Dataset excerpt
-*-*-

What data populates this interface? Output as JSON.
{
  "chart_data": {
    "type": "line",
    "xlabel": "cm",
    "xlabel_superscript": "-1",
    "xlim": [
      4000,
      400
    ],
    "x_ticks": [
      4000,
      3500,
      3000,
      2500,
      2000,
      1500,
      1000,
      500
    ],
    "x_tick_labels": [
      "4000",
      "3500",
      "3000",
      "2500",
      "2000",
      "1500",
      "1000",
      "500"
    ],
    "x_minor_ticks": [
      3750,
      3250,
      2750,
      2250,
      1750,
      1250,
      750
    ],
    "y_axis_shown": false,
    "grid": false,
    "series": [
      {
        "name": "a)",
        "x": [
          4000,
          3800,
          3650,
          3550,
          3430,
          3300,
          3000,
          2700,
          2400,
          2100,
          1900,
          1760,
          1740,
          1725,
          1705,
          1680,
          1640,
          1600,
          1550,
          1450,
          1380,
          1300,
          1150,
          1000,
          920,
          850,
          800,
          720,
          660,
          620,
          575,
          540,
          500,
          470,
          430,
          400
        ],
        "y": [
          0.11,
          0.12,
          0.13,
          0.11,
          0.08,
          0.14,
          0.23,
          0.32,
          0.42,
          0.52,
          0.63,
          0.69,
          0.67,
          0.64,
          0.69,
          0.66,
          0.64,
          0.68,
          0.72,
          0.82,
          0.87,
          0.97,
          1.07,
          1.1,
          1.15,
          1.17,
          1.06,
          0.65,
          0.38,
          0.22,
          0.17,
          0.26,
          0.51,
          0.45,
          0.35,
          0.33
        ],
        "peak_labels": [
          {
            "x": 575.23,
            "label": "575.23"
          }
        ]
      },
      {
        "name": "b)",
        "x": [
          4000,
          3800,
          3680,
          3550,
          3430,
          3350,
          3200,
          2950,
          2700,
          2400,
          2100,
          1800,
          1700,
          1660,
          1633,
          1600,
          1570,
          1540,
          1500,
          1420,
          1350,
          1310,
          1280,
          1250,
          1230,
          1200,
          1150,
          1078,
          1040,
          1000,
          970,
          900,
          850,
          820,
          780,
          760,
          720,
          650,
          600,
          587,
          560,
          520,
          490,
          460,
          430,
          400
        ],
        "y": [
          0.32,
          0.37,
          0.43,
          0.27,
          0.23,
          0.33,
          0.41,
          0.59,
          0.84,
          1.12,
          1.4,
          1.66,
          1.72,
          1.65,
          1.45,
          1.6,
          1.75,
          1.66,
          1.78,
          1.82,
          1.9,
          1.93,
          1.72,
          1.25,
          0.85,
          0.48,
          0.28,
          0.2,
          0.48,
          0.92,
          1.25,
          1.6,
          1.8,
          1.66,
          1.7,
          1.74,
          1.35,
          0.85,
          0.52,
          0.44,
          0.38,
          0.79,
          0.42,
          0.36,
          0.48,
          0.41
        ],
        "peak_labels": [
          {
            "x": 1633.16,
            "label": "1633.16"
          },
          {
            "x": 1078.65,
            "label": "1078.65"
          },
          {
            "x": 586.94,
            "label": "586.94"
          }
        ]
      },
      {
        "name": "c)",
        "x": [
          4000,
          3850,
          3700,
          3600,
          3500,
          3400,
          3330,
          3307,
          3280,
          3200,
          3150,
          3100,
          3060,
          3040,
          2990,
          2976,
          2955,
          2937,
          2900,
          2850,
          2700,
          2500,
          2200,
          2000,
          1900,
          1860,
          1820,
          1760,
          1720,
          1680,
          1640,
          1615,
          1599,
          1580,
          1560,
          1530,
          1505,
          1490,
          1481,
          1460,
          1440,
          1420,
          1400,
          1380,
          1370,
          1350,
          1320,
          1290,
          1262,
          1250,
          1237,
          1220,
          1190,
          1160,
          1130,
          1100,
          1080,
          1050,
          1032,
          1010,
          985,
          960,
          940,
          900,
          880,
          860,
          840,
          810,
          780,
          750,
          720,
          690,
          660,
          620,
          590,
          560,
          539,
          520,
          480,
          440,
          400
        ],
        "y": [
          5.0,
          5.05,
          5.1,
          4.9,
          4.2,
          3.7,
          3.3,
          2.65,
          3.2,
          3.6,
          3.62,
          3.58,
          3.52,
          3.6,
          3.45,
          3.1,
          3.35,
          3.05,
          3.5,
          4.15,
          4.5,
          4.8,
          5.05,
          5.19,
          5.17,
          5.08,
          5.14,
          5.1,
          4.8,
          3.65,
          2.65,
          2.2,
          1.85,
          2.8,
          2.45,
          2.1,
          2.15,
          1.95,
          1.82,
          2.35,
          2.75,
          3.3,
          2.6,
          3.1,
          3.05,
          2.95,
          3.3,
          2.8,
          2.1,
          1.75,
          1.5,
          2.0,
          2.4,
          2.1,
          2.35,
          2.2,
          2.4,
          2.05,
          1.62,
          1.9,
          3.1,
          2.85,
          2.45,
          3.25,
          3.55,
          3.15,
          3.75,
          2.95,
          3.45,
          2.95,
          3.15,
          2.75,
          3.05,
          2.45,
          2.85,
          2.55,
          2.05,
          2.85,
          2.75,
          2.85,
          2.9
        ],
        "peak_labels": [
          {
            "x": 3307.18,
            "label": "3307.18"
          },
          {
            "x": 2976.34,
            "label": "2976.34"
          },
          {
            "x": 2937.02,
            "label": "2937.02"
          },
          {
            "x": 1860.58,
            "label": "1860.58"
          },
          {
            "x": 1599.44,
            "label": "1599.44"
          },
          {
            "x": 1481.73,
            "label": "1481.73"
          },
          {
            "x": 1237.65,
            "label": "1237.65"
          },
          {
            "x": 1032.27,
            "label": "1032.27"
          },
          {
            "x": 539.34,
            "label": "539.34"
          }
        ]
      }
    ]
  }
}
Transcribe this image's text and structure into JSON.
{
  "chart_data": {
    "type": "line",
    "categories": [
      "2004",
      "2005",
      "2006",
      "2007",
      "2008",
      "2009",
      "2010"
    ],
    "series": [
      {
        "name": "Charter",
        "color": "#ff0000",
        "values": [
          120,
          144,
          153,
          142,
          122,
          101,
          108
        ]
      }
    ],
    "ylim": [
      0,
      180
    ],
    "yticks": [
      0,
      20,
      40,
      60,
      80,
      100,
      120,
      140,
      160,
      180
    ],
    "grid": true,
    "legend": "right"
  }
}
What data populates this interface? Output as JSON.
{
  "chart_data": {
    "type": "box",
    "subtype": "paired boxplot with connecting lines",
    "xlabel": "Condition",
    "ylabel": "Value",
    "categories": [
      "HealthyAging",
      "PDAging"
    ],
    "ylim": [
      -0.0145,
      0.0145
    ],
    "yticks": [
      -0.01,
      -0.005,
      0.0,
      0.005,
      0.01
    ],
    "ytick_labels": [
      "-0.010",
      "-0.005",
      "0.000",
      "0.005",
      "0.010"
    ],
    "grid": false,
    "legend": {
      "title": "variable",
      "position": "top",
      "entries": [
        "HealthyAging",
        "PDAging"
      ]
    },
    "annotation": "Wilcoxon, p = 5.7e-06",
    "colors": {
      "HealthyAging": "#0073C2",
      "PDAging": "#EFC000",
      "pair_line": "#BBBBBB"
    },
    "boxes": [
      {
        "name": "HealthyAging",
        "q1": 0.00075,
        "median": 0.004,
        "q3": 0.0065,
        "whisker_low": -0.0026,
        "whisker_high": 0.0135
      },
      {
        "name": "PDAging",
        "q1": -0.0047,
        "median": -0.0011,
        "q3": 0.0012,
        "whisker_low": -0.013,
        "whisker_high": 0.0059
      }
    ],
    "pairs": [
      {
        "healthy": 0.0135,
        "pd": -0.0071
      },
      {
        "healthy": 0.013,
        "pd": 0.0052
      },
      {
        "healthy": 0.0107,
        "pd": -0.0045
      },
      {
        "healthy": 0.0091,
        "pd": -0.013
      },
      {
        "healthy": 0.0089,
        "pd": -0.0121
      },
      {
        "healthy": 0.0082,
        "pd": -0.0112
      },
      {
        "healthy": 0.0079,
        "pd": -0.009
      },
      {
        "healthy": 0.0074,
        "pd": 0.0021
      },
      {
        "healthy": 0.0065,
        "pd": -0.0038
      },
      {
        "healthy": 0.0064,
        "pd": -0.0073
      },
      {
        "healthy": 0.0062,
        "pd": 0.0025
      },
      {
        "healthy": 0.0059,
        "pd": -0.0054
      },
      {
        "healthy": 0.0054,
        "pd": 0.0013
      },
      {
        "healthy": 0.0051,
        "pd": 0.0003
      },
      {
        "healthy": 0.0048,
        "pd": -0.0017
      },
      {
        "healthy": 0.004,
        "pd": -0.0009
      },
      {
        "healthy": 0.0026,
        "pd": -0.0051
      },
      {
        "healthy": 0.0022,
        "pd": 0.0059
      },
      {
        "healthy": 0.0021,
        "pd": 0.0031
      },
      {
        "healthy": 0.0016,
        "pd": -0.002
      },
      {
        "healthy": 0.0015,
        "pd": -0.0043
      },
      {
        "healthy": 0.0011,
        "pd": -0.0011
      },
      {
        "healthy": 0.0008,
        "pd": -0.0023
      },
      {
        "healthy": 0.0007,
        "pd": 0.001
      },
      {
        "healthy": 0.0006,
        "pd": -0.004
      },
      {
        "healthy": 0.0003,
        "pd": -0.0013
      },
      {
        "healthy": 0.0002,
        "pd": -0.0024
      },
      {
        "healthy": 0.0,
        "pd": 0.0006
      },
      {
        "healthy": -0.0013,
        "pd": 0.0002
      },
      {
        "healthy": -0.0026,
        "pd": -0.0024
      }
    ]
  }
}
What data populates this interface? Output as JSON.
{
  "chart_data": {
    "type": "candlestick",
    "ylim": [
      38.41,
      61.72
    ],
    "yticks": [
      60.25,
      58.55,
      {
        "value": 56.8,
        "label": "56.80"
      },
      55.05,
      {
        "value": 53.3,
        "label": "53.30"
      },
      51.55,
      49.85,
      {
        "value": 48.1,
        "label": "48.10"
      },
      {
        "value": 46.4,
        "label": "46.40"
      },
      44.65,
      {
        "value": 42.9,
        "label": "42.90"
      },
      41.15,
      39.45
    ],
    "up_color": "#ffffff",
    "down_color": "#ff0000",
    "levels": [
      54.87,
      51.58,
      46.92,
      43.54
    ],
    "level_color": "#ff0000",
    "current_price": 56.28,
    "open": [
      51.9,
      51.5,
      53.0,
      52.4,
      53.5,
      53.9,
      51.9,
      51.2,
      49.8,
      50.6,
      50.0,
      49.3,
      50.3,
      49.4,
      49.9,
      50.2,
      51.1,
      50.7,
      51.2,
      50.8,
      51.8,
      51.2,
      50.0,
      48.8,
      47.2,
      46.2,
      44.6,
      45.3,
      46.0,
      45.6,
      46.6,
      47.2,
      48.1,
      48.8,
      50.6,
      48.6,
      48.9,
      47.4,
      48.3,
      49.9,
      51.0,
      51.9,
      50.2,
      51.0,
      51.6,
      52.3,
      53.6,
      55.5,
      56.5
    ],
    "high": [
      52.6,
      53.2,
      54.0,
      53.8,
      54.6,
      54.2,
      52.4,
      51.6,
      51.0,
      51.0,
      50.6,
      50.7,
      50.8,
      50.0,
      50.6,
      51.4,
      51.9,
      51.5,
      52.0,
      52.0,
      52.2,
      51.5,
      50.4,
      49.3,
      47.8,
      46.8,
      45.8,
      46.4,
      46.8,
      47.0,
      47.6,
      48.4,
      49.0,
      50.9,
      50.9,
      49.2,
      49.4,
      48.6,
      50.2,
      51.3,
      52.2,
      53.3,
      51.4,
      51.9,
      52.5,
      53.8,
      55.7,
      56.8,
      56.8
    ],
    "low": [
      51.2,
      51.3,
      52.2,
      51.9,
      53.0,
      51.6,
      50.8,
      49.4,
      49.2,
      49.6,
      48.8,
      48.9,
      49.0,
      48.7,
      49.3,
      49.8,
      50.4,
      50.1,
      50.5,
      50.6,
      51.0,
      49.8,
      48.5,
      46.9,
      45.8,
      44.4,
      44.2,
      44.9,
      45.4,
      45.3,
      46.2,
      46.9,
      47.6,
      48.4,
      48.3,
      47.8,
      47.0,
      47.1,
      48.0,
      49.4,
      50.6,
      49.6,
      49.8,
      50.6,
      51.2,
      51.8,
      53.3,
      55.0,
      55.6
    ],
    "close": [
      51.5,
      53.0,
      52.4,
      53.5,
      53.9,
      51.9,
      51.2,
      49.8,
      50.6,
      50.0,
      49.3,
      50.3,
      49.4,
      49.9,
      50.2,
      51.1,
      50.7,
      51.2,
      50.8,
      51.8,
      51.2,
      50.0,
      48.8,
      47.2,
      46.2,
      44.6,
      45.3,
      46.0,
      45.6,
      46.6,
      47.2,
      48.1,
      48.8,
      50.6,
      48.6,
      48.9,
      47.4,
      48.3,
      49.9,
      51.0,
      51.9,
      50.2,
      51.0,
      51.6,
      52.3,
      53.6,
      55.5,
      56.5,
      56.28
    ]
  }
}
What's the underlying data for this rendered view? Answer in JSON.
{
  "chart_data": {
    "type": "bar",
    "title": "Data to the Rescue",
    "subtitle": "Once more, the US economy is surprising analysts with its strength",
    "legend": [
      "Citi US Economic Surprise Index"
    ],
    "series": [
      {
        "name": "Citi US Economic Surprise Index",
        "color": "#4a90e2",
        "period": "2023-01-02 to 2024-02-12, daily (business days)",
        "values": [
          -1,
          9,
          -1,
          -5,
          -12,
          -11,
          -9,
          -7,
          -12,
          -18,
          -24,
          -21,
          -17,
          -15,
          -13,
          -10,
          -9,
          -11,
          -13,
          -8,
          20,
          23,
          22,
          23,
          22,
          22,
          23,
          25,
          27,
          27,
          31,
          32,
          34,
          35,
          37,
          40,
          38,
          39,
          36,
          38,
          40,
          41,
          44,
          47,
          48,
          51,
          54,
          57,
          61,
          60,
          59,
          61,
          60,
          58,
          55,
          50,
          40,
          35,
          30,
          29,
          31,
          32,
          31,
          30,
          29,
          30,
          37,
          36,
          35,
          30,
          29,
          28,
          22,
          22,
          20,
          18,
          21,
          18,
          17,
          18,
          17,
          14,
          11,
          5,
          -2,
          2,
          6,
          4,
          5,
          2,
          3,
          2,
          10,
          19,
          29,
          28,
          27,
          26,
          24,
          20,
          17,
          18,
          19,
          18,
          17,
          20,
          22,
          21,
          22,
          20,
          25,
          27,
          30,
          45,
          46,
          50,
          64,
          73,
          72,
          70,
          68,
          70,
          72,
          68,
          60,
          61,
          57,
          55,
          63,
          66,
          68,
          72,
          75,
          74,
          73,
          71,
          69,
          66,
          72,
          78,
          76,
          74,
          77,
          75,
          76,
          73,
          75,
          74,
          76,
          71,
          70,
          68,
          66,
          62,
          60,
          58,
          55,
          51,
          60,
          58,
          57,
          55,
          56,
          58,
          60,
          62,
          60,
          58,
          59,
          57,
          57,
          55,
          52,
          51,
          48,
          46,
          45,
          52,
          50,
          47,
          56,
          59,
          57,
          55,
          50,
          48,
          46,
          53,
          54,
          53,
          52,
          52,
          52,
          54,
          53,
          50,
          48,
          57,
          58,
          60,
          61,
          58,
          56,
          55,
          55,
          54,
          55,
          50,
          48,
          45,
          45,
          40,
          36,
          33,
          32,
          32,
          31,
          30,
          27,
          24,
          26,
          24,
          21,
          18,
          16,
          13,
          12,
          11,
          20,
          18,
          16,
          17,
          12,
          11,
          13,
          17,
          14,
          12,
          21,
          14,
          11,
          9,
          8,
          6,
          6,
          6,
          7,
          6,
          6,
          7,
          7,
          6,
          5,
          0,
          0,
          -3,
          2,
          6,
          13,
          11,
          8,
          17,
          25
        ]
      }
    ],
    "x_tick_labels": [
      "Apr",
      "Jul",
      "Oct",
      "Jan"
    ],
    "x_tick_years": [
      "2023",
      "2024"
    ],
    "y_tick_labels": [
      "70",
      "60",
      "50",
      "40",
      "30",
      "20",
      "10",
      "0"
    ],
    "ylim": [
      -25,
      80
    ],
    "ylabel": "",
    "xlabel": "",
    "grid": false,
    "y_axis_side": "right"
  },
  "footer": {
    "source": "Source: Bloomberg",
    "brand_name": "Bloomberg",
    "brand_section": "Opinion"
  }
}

-*-*-

* **Exercise**: Pull out every line of the records above that contains the word "Citi".

* **Solution**:
      "Citi US Economic Surprise Index"
        "name": "Citi US Economic Surprise Index",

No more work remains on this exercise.